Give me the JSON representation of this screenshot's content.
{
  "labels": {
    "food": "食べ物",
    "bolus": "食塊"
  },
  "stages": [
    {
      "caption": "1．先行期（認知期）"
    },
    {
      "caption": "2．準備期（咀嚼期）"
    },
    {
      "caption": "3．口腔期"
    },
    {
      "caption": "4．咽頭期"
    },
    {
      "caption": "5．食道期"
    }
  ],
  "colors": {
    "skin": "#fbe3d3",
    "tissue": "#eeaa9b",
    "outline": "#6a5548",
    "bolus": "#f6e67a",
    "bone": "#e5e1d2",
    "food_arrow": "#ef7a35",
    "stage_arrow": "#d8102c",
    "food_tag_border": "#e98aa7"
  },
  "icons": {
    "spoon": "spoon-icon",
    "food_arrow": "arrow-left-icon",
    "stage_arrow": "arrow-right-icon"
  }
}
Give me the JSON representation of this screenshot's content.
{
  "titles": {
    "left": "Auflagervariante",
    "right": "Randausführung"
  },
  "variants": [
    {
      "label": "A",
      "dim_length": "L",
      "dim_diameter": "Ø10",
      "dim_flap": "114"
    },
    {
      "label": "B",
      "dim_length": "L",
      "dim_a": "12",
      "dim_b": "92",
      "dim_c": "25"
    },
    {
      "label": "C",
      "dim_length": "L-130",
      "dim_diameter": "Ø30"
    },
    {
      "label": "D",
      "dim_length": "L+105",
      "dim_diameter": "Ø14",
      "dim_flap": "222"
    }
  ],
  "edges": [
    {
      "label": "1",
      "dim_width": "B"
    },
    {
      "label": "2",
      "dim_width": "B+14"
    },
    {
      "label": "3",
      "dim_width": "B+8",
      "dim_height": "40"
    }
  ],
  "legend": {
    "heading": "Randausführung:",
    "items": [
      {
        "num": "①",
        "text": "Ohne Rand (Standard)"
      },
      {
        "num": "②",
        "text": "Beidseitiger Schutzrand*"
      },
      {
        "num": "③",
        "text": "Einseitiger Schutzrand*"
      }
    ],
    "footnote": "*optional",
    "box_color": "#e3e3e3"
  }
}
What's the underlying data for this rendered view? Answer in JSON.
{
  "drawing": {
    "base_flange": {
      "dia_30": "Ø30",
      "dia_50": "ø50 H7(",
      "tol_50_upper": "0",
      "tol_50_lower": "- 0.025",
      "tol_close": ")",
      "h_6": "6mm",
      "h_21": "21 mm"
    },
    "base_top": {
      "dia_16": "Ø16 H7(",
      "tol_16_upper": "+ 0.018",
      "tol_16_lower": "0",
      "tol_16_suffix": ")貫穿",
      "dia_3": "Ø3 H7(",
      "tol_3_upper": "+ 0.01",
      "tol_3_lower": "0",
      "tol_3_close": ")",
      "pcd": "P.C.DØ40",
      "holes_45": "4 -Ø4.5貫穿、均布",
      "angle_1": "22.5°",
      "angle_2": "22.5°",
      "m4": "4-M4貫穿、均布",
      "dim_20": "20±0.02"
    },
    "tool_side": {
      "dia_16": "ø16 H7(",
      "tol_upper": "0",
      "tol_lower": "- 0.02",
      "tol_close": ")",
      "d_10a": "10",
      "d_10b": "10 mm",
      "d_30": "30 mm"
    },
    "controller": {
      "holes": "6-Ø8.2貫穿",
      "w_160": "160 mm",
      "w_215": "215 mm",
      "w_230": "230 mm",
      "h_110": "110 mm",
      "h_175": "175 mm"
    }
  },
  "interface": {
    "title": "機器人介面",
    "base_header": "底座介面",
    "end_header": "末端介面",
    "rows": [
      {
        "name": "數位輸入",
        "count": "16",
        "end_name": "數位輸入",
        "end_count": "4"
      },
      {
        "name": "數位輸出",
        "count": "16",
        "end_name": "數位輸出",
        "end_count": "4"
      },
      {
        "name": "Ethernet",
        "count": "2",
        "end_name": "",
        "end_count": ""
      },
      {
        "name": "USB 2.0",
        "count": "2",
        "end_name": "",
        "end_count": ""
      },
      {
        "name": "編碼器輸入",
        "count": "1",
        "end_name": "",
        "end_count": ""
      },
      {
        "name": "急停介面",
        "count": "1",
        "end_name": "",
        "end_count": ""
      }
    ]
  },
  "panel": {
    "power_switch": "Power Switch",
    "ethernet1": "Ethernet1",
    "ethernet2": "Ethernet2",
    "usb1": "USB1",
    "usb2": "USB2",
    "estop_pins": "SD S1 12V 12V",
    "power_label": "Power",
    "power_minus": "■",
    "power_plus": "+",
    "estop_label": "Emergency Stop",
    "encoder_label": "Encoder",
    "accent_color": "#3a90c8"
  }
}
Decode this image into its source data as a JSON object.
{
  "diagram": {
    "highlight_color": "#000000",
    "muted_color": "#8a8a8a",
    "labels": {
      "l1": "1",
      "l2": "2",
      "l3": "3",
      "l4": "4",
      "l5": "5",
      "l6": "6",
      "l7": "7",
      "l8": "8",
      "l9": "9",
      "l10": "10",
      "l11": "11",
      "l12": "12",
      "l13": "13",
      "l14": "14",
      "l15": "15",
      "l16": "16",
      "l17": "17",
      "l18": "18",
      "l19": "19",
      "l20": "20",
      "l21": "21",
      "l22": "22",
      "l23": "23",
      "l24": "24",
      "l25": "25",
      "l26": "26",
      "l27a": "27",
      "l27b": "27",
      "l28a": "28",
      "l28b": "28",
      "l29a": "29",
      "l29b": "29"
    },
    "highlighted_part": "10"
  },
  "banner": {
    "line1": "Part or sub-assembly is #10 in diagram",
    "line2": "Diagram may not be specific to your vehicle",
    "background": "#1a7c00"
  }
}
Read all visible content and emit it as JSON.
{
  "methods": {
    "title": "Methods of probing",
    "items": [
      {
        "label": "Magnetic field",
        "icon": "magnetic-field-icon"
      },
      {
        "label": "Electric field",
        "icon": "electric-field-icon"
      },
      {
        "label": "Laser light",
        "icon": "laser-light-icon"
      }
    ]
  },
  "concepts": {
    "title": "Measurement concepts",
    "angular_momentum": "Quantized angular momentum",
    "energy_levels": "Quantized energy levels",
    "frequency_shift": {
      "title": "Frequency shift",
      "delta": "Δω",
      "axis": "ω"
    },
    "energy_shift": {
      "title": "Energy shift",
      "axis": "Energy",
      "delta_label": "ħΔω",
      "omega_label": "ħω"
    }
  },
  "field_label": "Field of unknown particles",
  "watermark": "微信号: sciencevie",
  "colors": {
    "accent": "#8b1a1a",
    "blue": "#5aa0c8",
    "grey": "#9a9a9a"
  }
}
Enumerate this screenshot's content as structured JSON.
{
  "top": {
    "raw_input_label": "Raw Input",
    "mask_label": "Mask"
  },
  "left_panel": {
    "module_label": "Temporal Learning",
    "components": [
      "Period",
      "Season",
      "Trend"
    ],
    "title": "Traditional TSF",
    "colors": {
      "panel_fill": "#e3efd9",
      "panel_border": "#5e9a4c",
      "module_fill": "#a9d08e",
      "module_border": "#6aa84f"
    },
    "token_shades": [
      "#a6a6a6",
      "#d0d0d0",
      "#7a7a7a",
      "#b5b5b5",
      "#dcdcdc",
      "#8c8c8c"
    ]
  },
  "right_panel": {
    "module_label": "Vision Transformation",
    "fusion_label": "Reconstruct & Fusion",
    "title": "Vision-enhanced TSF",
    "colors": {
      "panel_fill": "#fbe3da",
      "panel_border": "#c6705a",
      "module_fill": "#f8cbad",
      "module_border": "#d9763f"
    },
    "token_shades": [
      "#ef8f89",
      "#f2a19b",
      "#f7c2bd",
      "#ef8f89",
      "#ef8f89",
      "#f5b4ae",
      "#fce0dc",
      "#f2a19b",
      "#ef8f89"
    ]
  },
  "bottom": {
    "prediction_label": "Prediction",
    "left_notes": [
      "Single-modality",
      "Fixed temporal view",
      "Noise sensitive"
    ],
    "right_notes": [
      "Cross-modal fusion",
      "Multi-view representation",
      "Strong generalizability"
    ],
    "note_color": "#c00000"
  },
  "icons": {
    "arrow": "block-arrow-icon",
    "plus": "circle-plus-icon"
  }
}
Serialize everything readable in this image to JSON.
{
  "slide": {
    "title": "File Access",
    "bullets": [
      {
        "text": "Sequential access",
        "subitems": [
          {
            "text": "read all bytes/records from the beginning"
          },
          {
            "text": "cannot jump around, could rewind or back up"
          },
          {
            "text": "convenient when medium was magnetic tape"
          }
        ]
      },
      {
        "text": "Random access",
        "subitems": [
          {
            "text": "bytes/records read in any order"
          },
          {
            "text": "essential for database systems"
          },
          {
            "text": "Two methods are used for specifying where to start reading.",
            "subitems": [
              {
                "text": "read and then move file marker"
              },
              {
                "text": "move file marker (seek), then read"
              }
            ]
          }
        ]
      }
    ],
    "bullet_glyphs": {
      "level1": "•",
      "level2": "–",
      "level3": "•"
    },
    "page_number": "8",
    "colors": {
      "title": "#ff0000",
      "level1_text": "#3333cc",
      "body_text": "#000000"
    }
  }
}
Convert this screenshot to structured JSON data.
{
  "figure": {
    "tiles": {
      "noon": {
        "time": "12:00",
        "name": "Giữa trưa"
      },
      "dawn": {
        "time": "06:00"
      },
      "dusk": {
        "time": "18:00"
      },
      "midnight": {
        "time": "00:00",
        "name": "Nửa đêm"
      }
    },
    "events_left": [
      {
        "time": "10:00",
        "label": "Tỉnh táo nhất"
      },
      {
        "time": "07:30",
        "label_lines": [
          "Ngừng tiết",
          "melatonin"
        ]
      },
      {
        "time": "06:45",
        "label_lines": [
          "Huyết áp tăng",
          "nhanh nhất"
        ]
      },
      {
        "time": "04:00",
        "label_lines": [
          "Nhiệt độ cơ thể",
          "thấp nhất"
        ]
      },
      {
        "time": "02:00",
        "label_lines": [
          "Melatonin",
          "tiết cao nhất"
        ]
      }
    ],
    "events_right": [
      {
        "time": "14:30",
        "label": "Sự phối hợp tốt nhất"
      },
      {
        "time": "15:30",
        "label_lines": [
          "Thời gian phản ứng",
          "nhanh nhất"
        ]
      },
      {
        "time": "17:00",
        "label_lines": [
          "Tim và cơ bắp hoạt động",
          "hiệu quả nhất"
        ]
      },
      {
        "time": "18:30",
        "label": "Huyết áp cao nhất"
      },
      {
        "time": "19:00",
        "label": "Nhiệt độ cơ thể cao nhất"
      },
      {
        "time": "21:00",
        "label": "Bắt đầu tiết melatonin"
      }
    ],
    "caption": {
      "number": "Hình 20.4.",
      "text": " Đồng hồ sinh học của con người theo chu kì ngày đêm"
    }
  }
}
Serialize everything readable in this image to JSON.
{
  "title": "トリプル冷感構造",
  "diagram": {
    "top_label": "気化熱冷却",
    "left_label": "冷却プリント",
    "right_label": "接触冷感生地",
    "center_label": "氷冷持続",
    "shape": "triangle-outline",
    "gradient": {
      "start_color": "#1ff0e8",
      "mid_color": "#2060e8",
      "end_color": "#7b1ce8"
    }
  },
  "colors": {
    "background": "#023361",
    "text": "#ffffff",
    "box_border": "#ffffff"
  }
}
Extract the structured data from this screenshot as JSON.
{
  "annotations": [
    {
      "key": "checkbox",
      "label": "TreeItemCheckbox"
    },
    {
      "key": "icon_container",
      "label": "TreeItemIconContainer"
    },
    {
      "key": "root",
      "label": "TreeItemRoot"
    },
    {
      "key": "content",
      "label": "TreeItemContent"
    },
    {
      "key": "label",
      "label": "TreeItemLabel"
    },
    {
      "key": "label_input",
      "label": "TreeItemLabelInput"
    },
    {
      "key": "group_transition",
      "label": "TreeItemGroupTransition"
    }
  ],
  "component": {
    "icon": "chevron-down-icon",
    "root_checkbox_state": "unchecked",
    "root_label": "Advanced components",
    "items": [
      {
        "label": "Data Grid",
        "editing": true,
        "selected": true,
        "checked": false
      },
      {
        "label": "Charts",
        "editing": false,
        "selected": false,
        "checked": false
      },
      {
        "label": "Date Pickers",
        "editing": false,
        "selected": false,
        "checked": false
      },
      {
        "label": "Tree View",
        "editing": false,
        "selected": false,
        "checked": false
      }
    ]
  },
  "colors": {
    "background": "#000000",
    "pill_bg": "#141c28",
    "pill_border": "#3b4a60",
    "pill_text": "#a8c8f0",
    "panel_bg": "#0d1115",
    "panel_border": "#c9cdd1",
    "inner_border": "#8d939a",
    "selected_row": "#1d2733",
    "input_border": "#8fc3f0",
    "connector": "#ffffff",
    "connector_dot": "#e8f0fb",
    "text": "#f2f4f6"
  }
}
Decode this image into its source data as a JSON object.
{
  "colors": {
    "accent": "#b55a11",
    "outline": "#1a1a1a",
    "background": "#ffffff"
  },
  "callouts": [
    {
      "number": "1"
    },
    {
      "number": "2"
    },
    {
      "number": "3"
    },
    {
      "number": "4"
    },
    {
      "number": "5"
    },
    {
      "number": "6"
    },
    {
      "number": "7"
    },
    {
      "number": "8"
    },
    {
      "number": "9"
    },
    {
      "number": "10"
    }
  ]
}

::::::

=== DIRECTIVE ===
Within the listing above, work out how many lines contain the string "from", and reply with that number only.

=== RESULT OF THE TASK ===
2